**SELECTED EXCERPT:**
Every December 25th, Jews around the world take part in the traditional Christmas dinner of wonton soup and chow fun. This year, I decided to set up the Jewish Christmas Food Tour for anyone to replicate and conducted a test run at the start of November. Everything began swimmingly.
First, my food-tour-team stopped at Joe’s Shanghai and ordered two bamboo baskets of soup dumplings. The waiters were not happy when we asked for our bill after devouring the dumplings. It amounted to $12 with tax and tip. (But that’s how you eat on a food tour.)
But after Joe’s, much of the rest of the tour fell apart.
My two Australian buddies, Dave and Yvonne from the taco tour post, and my mate (which is Australian for friend) Ross then went in search of big spicy chicken, a dish that my homegirl (that’s gangsta for mate) Lam has raved about for months. (Special note: Amigo, which is Spanish for friend, is the name my two Australian pals chose for their dog.)

**SOURCE MATERIAL:**
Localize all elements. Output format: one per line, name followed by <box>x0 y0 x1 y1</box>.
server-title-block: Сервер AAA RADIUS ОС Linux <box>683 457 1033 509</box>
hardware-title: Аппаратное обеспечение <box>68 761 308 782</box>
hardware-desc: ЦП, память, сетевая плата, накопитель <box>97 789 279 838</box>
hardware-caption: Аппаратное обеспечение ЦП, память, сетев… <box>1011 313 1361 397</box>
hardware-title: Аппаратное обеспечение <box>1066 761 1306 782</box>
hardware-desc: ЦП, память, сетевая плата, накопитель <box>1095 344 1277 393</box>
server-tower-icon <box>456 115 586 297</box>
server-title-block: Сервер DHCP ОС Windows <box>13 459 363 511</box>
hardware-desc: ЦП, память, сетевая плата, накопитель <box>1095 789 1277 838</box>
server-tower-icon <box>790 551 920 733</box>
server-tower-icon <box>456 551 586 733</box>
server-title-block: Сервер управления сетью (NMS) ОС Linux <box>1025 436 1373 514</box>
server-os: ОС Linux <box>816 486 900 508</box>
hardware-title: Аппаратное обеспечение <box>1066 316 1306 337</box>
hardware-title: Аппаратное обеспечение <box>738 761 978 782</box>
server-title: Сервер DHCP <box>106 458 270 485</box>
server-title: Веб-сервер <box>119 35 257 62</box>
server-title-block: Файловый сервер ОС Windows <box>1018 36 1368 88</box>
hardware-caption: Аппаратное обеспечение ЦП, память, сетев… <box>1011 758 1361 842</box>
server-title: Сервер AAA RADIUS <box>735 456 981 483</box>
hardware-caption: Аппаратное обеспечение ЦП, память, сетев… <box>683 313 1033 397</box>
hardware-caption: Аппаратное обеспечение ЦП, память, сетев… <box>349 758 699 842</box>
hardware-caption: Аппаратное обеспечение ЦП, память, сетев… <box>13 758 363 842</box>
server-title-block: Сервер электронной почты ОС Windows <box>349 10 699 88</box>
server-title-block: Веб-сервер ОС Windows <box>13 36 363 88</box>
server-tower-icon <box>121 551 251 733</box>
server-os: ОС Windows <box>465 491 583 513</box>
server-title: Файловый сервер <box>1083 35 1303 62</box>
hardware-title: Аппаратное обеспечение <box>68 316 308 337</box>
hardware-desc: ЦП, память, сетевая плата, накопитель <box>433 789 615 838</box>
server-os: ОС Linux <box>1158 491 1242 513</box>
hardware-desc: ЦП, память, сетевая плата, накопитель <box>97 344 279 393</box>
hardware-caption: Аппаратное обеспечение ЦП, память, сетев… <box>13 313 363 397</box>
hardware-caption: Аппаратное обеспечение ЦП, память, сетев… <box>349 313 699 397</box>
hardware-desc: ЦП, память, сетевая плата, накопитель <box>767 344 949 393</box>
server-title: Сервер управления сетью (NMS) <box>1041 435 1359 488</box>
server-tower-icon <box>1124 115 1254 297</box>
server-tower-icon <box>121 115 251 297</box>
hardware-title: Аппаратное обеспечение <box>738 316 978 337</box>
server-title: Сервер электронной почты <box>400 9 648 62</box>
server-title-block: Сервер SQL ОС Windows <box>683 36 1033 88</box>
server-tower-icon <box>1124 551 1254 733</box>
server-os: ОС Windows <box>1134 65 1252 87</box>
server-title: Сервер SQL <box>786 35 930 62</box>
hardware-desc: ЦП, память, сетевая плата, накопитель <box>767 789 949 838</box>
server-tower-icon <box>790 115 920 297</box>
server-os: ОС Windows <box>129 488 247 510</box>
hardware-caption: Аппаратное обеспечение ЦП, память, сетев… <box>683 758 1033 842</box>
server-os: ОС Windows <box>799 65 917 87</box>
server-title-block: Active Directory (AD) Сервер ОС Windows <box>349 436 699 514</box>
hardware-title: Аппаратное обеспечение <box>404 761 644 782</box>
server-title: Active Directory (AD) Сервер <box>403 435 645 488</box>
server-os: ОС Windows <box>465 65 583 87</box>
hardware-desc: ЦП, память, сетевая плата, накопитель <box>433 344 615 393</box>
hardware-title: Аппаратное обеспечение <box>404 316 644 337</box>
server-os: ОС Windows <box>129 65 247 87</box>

**THINGS TO DO:**
1. In the food tour post, what did the bill for the two baskets of soup dumplings at Joe's Shanghai come to?
2. Continue the post about the Jewish Christmas Food Tour from its last sentence.

**ANSWERS BY ITEM NUMBER:**
1. $12 with tax and tip.

2.
We found ourself combing dark alleys underneath the Manhattan Bridge for this big spicy chicken, but the Internet informed us that the restaurant had closed for good. As a back up plan, Ross and Dave suggested that we try Mission Chinese down on Orchard Street.
When we arrived, the hostess told us that our wait would be two hours, so we decided to kill some time with pastrami sandwiches at Katz’s Deli, still apropos for the Jewish Christmas in New York Food Tour. We ate and nodded vigorously, my favorite non-verbal approval of a good meal.
Forty minutes later, our friend Matt Cwern joined our food tour just in time to receive the call from Mission Chinese that our table was ready.
Originally, this post was going to read something like this:
Enjoy a Jewish Christmas in New York
If you’re celebrating a Jewish Christmas in New York, you should start with soup buns at Joe’s, put your name down at Mission Chinese, eat a pastrami on rye at Katz’s Deli, and wait for the call to come through that your table is ready at Mission’s.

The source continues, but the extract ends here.